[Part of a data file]
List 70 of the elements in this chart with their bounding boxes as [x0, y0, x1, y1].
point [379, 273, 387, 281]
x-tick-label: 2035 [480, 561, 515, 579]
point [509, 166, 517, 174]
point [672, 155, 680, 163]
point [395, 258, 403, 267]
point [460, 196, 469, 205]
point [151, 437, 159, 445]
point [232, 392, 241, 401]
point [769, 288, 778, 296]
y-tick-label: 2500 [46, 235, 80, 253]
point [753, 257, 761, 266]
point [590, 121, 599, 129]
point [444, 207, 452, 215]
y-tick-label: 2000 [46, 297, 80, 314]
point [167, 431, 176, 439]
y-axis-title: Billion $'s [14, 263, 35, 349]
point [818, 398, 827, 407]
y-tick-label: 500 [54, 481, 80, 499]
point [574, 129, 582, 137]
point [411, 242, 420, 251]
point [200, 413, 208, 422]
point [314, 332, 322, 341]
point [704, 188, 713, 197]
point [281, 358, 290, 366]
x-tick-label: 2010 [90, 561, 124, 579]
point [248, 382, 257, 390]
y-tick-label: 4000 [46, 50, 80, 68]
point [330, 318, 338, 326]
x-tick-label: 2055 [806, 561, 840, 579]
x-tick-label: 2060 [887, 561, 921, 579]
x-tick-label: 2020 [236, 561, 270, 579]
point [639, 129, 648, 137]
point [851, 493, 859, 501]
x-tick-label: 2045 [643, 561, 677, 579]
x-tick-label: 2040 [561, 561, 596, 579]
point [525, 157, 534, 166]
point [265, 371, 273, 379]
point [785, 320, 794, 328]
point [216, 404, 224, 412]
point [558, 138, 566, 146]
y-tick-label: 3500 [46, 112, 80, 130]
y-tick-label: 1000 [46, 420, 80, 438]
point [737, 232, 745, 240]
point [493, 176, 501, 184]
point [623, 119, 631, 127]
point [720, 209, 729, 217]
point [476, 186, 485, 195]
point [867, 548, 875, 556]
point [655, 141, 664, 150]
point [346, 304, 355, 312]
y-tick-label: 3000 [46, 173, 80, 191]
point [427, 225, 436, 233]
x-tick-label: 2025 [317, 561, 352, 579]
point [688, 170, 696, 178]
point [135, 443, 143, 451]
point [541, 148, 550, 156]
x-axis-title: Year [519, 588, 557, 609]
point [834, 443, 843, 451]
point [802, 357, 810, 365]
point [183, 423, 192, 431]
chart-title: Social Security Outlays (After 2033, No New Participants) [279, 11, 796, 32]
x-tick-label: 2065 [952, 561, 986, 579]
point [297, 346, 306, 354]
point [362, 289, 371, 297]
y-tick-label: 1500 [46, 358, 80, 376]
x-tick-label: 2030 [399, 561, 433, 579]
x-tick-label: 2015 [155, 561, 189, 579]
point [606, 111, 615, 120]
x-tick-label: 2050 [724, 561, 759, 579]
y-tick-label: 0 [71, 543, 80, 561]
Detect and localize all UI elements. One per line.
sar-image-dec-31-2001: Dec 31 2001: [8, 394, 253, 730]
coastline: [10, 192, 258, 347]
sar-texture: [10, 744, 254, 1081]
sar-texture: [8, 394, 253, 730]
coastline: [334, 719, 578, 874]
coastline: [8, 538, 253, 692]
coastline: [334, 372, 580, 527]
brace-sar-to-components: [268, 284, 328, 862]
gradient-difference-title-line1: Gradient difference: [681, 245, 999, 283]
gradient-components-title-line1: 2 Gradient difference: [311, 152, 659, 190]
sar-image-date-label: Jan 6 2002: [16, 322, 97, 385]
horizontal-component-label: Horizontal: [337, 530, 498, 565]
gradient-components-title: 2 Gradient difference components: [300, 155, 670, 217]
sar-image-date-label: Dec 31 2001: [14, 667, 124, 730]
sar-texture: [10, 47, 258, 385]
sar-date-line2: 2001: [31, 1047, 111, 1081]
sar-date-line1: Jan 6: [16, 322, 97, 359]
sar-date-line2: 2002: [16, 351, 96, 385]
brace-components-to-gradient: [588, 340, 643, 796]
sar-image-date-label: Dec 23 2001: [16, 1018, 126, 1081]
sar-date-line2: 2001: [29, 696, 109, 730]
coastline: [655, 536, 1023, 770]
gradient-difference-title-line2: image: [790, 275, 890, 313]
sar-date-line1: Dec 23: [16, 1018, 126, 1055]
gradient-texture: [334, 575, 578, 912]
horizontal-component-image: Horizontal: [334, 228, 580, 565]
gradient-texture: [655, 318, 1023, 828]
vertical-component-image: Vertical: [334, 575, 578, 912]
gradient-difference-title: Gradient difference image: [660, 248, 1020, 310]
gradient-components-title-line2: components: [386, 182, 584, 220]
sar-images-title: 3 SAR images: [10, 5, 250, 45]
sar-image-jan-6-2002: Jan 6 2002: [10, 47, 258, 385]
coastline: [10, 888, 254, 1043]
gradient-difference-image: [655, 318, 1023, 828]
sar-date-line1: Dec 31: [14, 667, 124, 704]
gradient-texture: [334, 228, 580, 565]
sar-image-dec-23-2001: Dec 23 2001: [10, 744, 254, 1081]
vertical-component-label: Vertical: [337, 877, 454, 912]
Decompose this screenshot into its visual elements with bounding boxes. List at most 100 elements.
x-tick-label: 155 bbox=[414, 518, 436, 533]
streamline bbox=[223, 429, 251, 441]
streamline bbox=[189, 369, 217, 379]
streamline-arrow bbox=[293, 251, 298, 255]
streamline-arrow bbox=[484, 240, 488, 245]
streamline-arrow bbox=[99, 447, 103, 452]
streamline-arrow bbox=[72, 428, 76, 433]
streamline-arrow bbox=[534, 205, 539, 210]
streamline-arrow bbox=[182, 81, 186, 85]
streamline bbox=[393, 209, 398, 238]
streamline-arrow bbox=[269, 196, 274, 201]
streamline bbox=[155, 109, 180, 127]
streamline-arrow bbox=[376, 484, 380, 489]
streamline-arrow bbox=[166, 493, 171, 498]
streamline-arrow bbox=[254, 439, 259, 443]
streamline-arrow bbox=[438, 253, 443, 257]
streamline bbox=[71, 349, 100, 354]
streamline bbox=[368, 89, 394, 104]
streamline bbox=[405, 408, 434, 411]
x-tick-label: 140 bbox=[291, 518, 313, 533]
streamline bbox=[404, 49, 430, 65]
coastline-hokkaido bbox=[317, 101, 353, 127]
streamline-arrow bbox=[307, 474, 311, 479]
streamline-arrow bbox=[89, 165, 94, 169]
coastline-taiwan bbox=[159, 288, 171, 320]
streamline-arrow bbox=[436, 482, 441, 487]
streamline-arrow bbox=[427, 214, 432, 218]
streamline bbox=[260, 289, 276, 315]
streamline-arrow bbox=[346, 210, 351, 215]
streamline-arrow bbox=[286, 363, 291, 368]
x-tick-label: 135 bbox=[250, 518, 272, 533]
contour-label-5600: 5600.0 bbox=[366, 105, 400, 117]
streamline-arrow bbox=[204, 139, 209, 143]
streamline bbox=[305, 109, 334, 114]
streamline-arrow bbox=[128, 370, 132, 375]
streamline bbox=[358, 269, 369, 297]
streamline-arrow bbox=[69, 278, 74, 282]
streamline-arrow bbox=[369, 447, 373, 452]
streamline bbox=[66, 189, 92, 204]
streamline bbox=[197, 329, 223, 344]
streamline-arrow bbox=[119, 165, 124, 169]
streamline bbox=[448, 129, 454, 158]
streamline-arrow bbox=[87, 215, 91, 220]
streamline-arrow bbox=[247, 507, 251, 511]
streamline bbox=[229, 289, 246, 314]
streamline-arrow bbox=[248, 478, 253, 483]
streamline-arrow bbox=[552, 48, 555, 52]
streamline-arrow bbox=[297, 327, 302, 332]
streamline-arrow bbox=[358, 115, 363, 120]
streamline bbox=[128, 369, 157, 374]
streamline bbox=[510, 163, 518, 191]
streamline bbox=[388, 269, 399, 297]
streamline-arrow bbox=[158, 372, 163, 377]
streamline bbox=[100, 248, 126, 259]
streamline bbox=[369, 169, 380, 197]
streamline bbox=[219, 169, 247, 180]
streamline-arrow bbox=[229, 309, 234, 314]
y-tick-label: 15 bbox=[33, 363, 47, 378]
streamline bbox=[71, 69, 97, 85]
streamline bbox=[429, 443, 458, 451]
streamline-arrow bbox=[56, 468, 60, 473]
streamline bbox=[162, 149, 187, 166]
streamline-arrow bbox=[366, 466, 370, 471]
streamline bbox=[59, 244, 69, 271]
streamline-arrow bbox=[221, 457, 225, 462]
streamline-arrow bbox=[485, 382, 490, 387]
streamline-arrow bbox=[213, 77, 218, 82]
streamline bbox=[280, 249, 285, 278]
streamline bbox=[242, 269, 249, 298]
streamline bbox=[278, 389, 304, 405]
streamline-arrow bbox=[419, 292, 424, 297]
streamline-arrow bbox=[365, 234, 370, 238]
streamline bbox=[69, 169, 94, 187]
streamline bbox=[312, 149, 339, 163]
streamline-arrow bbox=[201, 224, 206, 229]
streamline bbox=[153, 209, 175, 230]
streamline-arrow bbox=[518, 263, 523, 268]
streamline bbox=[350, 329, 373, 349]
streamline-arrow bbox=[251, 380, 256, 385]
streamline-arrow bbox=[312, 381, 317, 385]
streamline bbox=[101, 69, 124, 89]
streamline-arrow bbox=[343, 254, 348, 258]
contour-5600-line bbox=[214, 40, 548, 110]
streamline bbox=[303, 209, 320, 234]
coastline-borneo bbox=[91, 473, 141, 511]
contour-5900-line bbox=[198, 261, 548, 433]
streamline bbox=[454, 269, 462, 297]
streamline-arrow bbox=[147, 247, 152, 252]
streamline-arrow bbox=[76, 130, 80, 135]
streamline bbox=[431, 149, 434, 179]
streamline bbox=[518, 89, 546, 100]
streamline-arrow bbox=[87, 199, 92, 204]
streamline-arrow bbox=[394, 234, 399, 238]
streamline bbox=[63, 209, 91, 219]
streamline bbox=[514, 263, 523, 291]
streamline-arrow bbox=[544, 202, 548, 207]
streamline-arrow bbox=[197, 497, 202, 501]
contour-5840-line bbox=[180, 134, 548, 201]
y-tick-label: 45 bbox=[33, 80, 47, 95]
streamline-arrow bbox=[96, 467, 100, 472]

▶ **Problem description**
Can you copy out the lines above, from the first one through the line containing "point [769, 288, 778, 296]", with both ends included and every character unchanged?

▶ **Task response**
List 70 of the elements in this chart with their bounding boxes as [x0, y0, x1, y1].
point [379, 273, 387, 281]
x-tick-label: 2035 [480, 561, 515, 579]
point [509, 166, 517, 174]
point [672, 155, 680, 163]
point [395, 258, 403, 267]
point [460, 196, 469, 205]
point [151, 437, 159, 445]
point [232, 392, 241, 401]
point [769, 288, 778, 296]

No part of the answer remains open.